* begin *

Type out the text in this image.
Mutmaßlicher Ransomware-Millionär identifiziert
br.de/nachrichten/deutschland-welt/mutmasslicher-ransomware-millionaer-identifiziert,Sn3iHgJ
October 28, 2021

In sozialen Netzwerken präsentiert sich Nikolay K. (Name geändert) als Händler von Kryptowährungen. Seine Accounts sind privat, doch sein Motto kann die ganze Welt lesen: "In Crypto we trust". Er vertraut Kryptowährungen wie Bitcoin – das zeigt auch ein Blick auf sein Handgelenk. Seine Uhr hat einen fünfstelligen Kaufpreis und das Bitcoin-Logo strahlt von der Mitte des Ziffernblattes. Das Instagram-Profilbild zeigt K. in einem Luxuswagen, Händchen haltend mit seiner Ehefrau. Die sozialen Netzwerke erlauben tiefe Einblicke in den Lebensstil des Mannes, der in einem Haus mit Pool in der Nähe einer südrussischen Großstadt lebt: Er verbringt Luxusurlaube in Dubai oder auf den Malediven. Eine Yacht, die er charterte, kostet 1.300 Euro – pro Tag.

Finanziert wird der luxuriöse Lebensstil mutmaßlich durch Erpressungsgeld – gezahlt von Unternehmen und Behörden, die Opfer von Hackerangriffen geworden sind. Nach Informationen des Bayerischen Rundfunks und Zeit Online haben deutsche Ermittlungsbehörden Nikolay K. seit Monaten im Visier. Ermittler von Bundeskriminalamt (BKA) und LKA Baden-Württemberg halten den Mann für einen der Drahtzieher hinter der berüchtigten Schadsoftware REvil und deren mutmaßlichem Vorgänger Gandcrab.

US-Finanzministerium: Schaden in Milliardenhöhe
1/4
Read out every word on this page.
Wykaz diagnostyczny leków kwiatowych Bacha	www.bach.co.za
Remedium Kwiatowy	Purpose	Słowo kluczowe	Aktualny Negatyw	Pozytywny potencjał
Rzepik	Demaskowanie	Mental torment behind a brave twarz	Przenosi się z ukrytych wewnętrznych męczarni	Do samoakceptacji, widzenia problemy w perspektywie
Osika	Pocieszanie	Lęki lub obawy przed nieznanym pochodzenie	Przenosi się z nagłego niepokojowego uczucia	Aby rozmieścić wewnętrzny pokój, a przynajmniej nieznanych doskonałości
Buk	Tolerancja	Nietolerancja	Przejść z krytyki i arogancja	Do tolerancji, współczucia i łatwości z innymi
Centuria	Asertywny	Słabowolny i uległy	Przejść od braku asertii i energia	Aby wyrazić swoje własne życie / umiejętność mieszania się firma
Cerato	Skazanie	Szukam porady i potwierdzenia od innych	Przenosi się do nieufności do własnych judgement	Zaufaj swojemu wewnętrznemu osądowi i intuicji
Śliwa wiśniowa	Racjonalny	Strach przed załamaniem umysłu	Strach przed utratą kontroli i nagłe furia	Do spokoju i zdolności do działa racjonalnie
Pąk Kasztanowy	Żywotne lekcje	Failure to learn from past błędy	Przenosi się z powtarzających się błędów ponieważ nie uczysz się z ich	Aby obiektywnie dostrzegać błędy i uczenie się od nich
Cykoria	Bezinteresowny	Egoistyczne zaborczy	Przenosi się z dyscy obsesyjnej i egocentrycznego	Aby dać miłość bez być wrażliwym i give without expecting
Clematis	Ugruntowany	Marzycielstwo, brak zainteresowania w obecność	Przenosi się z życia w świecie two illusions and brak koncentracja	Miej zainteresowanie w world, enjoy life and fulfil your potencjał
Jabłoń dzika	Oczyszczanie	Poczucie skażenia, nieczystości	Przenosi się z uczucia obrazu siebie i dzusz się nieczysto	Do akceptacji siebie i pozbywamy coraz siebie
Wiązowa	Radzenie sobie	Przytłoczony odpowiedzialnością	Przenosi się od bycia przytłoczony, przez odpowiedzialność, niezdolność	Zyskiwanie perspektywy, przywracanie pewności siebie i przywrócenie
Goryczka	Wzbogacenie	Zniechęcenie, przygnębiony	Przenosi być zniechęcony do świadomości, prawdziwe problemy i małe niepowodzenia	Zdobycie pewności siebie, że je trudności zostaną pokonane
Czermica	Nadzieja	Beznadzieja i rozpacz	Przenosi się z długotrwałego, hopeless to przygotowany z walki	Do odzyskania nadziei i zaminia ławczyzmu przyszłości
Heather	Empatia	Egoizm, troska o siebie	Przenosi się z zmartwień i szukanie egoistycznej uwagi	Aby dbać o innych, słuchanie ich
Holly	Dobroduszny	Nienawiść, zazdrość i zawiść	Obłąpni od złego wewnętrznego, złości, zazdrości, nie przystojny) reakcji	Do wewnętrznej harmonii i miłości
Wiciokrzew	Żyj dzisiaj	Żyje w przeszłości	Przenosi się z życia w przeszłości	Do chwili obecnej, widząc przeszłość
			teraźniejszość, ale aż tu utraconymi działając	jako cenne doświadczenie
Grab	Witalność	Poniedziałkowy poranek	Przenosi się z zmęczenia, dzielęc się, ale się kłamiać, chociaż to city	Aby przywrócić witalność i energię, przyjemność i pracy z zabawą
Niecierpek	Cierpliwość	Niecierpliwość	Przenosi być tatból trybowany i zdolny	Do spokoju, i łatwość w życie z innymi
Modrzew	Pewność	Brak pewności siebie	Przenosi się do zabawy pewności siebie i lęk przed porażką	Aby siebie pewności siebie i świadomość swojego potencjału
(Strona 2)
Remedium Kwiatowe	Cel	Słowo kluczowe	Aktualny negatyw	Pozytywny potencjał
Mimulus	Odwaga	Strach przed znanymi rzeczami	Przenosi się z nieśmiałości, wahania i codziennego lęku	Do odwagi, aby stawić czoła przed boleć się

* end *

SET TASK: Reproduce the data shown above exactly.

OUTPUT BELOW:
Type out the text in this image.
Mutmaßlicher Ransomware-Millionär identifiziert
br.de/nachrichten/deutschland-welt/mutmasslicher-ransomware-millionaer-identifiziert,Sn3iHgJ
October 28, 2021

In sozialen Netzwerken präsentiert sich Nikolay K. (Name geändert) als Händler von Kryptowährungen. Seine Accounts sind privat, doch sein Motto kann die ganze Welt lesen: "In Crypto we trust". Er vertraut Kryptowährungen wie Bitcoin – das zeigt auch ein Blick auf sein Handgelenk. Seine Uhr hat einen fünfstelligen Kaufpreis und das Bitcoin-Logo strahlt von der Mitte des Ziffernblattes. Das Instagram-Profilbild zeigt K. in einem Luxuswagen, Händchen haltend mit seiner Ehefrau. Die sozialen Netzwerke erlauben tiefe Einblicke in den Lebensstil des Mannes, der in einem Haus mit Pool in der Nähe einer südrussischen Großstadt lebt: Er verbringt Luxusurlaube in Dubai oder auf den Malediven. Eine Yacht, die er charterte, kostet 1.300 Euro – pro Tag.

Finanziert wird der luxuriöse Lebensstil mutmaßlich durch Erpressungsgeld – gezahlt von Unternehmen und Behörden, die Opfer von Hackerangriffen geworden sind. Nach Informationen des Bayerischen Rundfunks und Zeit Online haben deutsche Ermittlungsbehörden Nikolay K. seit Monaten im Visier. Ermittler von Bundeskriminalamt (BKA) und LKA Baden-Württemberg halten den Mann für einen der Drahtzieher hinter der berüchtigten Schadsoftware REvil und deren mutmaßlichem Vorgänger Gandcrab.

US-Finanzministerium: Schaden in Milliardenhöhe
1/4
Read out every word on this page.
Wykaz diagnostyczny leków kwiatowych Bacha	www.bach.co.za
Remedium Kwiatowy	Purpose	Słowo kluczowe	Aktualny Negatyw	Pozytywny potencjał
Rzepik	Demaskowanie	Mental torment behind a brave twarz	Przenosi się z ukrytych wewnętrznych męczarni	Do samoakceptacji, widzenia problemy w perspektywie
Osika	Pocieszanie	Lęki lub obawy przed nieznanym pochodzenie	Przenosi się z nagłego niepokojowego uczucia	Aby rozmieścić wewnętrzny pokój, a przynajmniej nieznanych doskonałości
Buk	Tolerancja	Nietolerancja	Przejść z krytyki i arogancja	Do tolerancji, współczucia i łatwości z innymi
Centuria	Asertywny	Słabowolny i uległy	Przejść od braku asertii i energia	Aby wyrazić swoje własne życie / umiejętność mieszania się firma
Cerato	Skazanie	Szukam porady i potwierdzenia od innych	Przenosi się do nieufności do własnych judgement	Zaufaj swojemu wewnętrznemu osądowi i intuicji
Śliwa wiśniowa	Racjonalny	Strach przed załamaniem umysłu	Strach przed utratą kontroli i nagłe furia	Do spokoju i zdolności do działa racjonalnie
Pąk Kasztanowy	Żywotne lekcje	Failure to learn from past błędy	Przenosi się z powtarzających się błędów ponieważ nie uczysz się z ich	Aby obiektywnie dostrzegać błędy i uczenie się od nich
Cykoria	Bezinteresowny	Egoistyczne zaborczy	Przenosi się z dyscy obsesyjnej i egocentrycznego	Aby dać miłość bez być wrażliwym i give without expecting
Clematis	Ugruntowany	Marzycielstwo, brak zainteresowania w obecność	Przenosi się z życia w świecie two illusions and brak koncentracja	Miej zainteresowanie w world, enjoy life and fulfil your potencjał
Jabłoń dzika	Oczyszczanie	Poczucie skażenia, nieczystości	Przenosi się z uczucia obrazu siebie i dzusz się nieczysto	Do akceptacji siebie i pozbywamy coraz siebie
Wiązowa	Radzenie sobie	Przytłoczony odpowiedzialnością	Przenosi się od bycia przytłoczony, przez odpowiedzialność, niezdolność	Zyskiwanie perspektywy, przywracanie pewności siebie i przywrócenie
Goryczka	Wzbogacenie	Zniechęcenie, przygnębiony	Przenosi być zniechęcony do świadomości, prawdziwe problemy i małe niepowodzenia	Zdobycie pewności siebie, że je trudności zostaną pokonane
Czermica	Nadzieja	Beznadzieja i rozpacz	Przenosi się z długotrwałego, hopeless to przygotowany z walki	Do odzyskania nadziei i zaminia ławczyzmu przyszłości
Heather	Empatia	Egoizm, troska o siebie	Przenosi się z zmartwień i szukanie egoistycznej uwagi	Aby dbać o innych, słuchanie ich
Holly	Dobroduszny	Nienawiść, zazdrość i zawiść	Obłąpni od złego wewnętrznego, złości, zazdrości, nie przystojny) reakcji	Do wewnętrznej harmonii i miłości
Wiciokrzew	Żyj dzisiaj	Żyje w przeszłości	Przenosi się z życia w przeszłości	Do chwili obecnej, widząc przeszłość
			teraźniejszość, ale aż tu utraconymi działając	jako cenne doświadczenie
Grab	Witalność	Poniedziałkowy poranek	Przenosi się z zmęczenia, dzielęc się, ale się kłamiać, chociaż to city	Aby przywrócić witalność i energię, przyjemność i pracy z zabawą
Niecierpek	Cierpliwość	Niecierpliwość	Przenosi być tatból trybowany i zdolny	Do spokoju, i łatwość w życie z innymi
Modrzew	Pewność	Brak pewności siebie	Przenosi się do zabawy pewności siebie i lęk przed porażką	Aby siebie pewności siebie i świadomość swojego potencjału
(Strona 2)
Remedium Kwiatowe	Cel	Słowo kluczowe	Aktualny negatyw	Pozytywny potencjał
Mimulus	Odwaga	Strach przed znanymi rzeczami	Przenosi się z nieśmiałości, wahania i codziennego lęku	Do odwagi, aby stawić czoła przed boleć się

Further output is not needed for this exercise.